TASK GOAL - Print all entries word for word.
──────── STORED RECORDS ────────
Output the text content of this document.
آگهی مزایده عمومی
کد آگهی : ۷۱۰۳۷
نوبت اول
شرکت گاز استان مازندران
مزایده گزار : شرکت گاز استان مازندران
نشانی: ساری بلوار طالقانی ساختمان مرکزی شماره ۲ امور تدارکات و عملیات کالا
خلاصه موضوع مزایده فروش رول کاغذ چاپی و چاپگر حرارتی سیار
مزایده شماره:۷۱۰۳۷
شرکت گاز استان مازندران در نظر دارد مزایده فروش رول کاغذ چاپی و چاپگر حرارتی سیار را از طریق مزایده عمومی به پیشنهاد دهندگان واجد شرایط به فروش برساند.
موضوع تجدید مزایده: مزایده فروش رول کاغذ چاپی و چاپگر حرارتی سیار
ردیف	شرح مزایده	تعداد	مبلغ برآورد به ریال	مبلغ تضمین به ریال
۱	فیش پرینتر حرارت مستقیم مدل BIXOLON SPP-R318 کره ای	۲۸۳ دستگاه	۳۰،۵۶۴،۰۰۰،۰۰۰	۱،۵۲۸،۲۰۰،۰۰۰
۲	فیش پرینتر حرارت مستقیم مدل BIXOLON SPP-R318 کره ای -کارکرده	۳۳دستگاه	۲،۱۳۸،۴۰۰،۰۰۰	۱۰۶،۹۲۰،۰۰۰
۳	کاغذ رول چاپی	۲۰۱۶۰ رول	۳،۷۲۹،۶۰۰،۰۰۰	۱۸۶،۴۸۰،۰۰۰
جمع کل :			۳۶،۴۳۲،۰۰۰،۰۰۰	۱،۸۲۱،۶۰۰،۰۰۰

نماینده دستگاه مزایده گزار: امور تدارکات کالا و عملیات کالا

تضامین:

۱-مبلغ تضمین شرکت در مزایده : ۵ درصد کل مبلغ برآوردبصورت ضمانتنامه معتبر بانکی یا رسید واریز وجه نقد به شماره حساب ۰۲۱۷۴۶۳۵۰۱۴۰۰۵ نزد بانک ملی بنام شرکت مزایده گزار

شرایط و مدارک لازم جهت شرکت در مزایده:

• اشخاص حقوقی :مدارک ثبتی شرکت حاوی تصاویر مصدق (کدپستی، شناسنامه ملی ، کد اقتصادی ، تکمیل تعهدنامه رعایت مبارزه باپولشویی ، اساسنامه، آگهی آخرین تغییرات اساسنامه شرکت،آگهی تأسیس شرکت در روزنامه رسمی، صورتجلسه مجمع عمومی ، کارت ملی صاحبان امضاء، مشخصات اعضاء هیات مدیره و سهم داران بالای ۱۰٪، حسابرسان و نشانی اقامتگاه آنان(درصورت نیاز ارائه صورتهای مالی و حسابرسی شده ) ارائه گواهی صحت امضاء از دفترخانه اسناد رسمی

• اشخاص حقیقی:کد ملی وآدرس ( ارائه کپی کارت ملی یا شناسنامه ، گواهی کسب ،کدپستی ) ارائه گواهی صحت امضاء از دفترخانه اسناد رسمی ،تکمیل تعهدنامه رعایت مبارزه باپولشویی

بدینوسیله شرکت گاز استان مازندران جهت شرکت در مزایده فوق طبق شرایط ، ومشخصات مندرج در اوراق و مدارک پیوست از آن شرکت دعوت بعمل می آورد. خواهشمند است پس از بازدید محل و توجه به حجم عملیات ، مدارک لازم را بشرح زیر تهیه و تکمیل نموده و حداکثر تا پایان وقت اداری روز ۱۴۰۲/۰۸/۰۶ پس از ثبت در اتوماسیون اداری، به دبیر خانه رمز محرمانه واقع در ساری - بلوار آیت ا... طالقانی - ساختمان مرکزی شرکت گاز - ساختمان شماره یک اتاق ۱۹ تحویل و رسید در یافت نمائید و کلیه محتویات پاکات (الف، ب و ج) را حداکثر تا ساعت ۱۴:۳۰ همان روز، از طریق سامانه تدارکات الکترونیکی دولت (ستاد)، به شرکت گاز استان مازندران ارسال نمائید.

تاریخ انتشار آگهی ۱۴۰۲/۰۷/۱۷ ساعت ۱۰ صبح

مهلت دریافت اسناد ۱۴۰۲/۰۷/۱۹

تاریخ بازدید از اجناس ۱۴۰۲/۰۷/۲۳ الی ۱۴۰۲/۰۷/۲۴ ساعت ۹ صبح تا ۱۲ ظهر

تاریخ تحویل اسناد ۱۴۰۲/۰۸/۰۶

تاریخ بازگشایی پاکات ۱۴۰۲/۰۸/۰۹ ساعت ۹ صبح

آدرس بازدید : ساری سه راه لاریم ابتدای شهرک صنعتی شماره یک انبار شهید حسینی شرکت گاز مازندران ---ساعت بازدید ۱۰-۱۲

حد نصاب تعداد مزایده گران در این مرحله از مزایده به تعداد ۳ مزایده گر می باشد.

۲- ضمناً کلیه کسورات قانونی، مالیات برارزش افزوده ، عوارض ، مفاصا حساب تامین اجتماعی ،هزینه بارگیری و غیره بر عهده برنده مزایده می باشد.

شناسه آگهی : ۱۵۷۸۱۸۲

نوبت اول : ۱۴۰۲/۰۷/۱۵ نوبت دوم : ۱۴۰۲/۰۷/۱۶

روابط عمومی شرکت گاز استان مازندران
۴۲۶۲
────────
FINISHED TASK -
Output the text content of this document.
آگهی مزایده عمومی
کد آگهی : ۷۱۰۳۷
نوبت اول
شرکت گاز استان مازندران
مزایده گزار : شرکت گاز استان مازندران
نشانی: ساری بلوار طالقانی ساختمان مرکزی شماره ۲ امور تدارکات و عملیات کالا
خلاصه موضوع مزایده فروش رول کاغذ چاپی و چاپگر حرارتی سیار
مزایده شماره:۷۱۰۳۷
شرکت گاز استان مازندران در نظر دارد مزایده فروش رول کاغذ چاپی و چاپگر حرارتی سیار را از طریق مزایده عمومی به پیشنهاد دهندگان واجد شرایط به فروش برساند.
موضوع تجدید مزایده: مزایده فروش رول کاغذ چاپی و چاپگر حرارتی سیار
ردیف	شرح مزایده	تعداد	مبلغ برآورد به ریال	مبلغ تضمین به ریال
۱	فیش پرینتر حرارت مستقیم مدل BIXOLON SPP-R318 کره ای	۲۸۳ دستگاه	۳۰،۵۶۴،۰۰۰،۰۰۰	۱،۵۲۸،۲۰۰،۰۰۰
۲	فیش پرینتر حرارت مستقیم مدل BIXOLON SPP-R318 کره ای -کارکرده	۳۳دستگاه	۲،۱۳۸،۴۰۰،۰۰۰	۱۰۶،۹۲۰،۰۰۰
۳	کاغذ رول چاپی	۲۰۱۶۰ رول	۳،۷۲۹،۶۰۰،۰۰۰	۱۸۶،۴۸۰،۰۰۰
جمع کل :			۳۶،۴۳۲،۰۰۰،۰۰۰	۱،۸۲۱،۶۰۰،۰۰۰

نماینده دستگاه مزایده گزار: امور تدارکات کالا و عملیات کالا

تضامین:

۱-مبلغ تضمین شرکت در مزایده : ۵ درصد کل مبلغ برآوردبصورت ضمانتنامه معتبر بانکی یا رسید واریز وجه نقد به شماره حساب ۰۲۱۷۴۶۳۵۰۱۴۰۰۵ نزد بانک ملی بنام شرکت مزایده گزار

شرایط و مدارک لازم جهت شرکت در مزایده:

• اشخاص حقوقی :مدارک ثبتی شرکت حاوی تصاویر مصدق (کدپستی، شناسنامه ملی ، کد اقتصادی ، تکمیل تعهدنامه رعایت مبارزه باپولشویی ، اساسنامه، آگهی آخرین تغییرات اساسنامه شرکت،آگهی تأسیس شرکت در روزنامه رسمی، صورتجلسه مجمع عمومی ، کارت ملی صاحبان امضاء، مشخصات اعضاء هیات مدیره و سهم داران بالای ۱۰٪، حسابرسان و نشانی اقامتگاه آنان(درصورت نیاز ارائه صورتهای مالی و حسابرسی شده ) ارائه گواهی صحت امضاء از دفترخانه اسناد رسمی

• اشخاص حقیقی:کد ملی وآدرس ( ارائه کپی کارت ملی یا شناسنامه ، گواهی کسب ،کدپستی ) ارائه گواهی صحت امضاء از دفترخانه اسناد رسمی ،تکمیل تعهدنامه رعایت مبارزه باپولشویی

بدینوسیله شرکت گاز استان مازندران جهت شرکت در مزایده فوق طبق شرایط ، ومشخصات مندرج در اوراق و مدارک پیوست از آن شرکت دعوت بعمل می آورد. خواهشمند است پس از بازدید محل و توجه به حجم عملیات ، مدارک لازم را بشرح زیر تهیه و تکمیل نموده و حداکثر تا پایان وقت اداری روز ۱۴۰۲/۰۸/۰۶ پس از ثبت در اتوماسیون اداری، به دبیر خانه رمز محرمانه واقع در ساری - بلوار آیت ا... طالقانی - ساختمان مرکزی شرکت گاز - ساختمان شماره یک اتاق ۱۹ تحویل و رسید در یافت نمائید و کلیه محتویات پاکات (الف، ب و ج) را حداکثر تا ساعت ۱۴:۳۰ همان روز، از طریق سامانه تدارکات الکترونیکی دولت (ستاد)، به شرکت گاز استان مازندران ارسال نمائید.

تاریخ انتشار آگهی ۱۴۰۲/۰۷/۱۷ ساعت ۱۰ صبح

مهلت دریافت اسناد ۱۴۰۲/۰۷/۱۹

تاریخ بازدید از اجناس ۱۴۰۲/۰۷/۲۳ الی ۱۴۰۲/۰۷/۲۴ ساعت ۹ صبح تا ۱۲ ظهر

تاریخ تحویل اسناد ۱۴۰۲/۰۸/۰۶

تاریخ بازگشایی پاکات ۱۴۰۲/۰۸/۰۹ ساعت ۹ صبح

آدرس بازدید : ساری سه راه لاریم ابتدای شهرک صنعتی شماره یک انبار شهید حسینی شرکت گاز مازندران ---ساعت بازدید ۱۰-۱۲

حد نصاب تعداد مزایده گران در این مرحله از مزایده به تعداد ۳ مزایده گر می باشد.

۲- ضمناً کلیه کسورات قانونی، مالیات برارزش افزوده ، عوارض ، مفاصا حساب تامین اجتماعی ،هزینه بارگیری و غیره بر عهده برنده مزایده می باشد.

شناسه آگهی : ۱۵۷۸۱۸۲

نوبت اول : ۱۴۰۲/۰۷/۱۵ نوبت دوم : ۱۴۰۲/۰۷/۱۶

روابط عمومی شرکت گاز استان مازندران
۴۲۶۲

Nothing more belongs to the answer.